* WRITTEN TASK
All of the entries must be reproduced exactly, with no images carried over.

[Items from a data source]
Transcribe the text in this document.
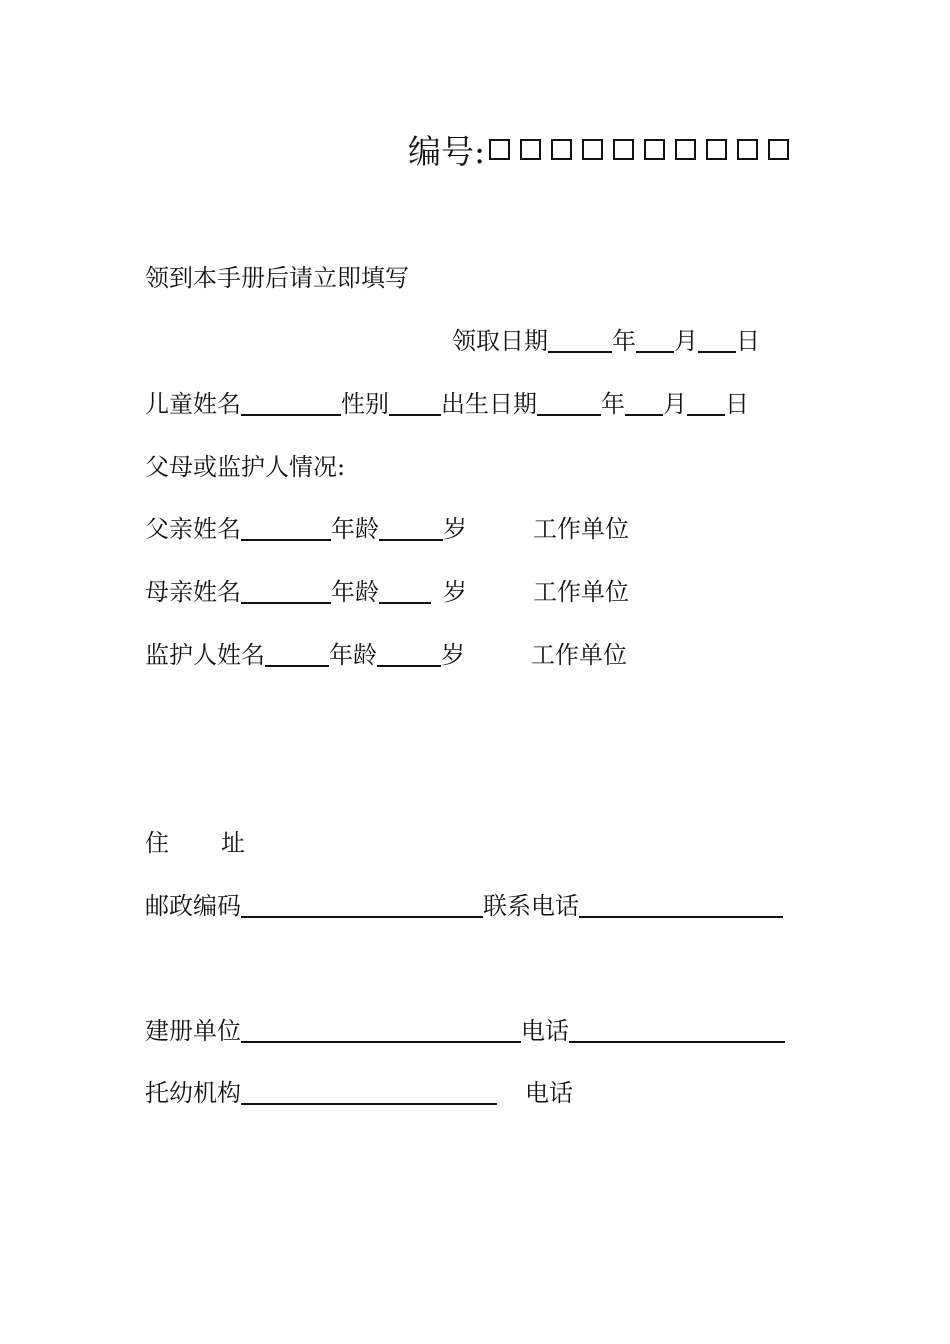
编号:
领到本手册后请立即填写
领取日期	年 月 日
儿童姓名	性别 出生日期	年 月 日
父母或监护人情况:
父亲姓名	年龄	岁	工作单位
母亲姓名	年龄	岁	工作单位
监护人姓名	年龄	岁	工作单位
住 址
邮政编码	联系电话
建册单位	电话
托幼机构	电话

* OUTPUT FOR THIS EXERCISE
Transcribe the text in this document.
编号:
领到本手册后请立即填写
领取日期	年 月 日
儿童姓名	性别 出生日期	年 月 日
父母或监护人情况:
父亲姓名	年龄	岁	工作单位
母亲姓名	年龄	岁	工作单位
监护人姓名	年龄	岁	工作单位
住 址
邮政编码	联系电话
建册单位	电话
托幼机构	电话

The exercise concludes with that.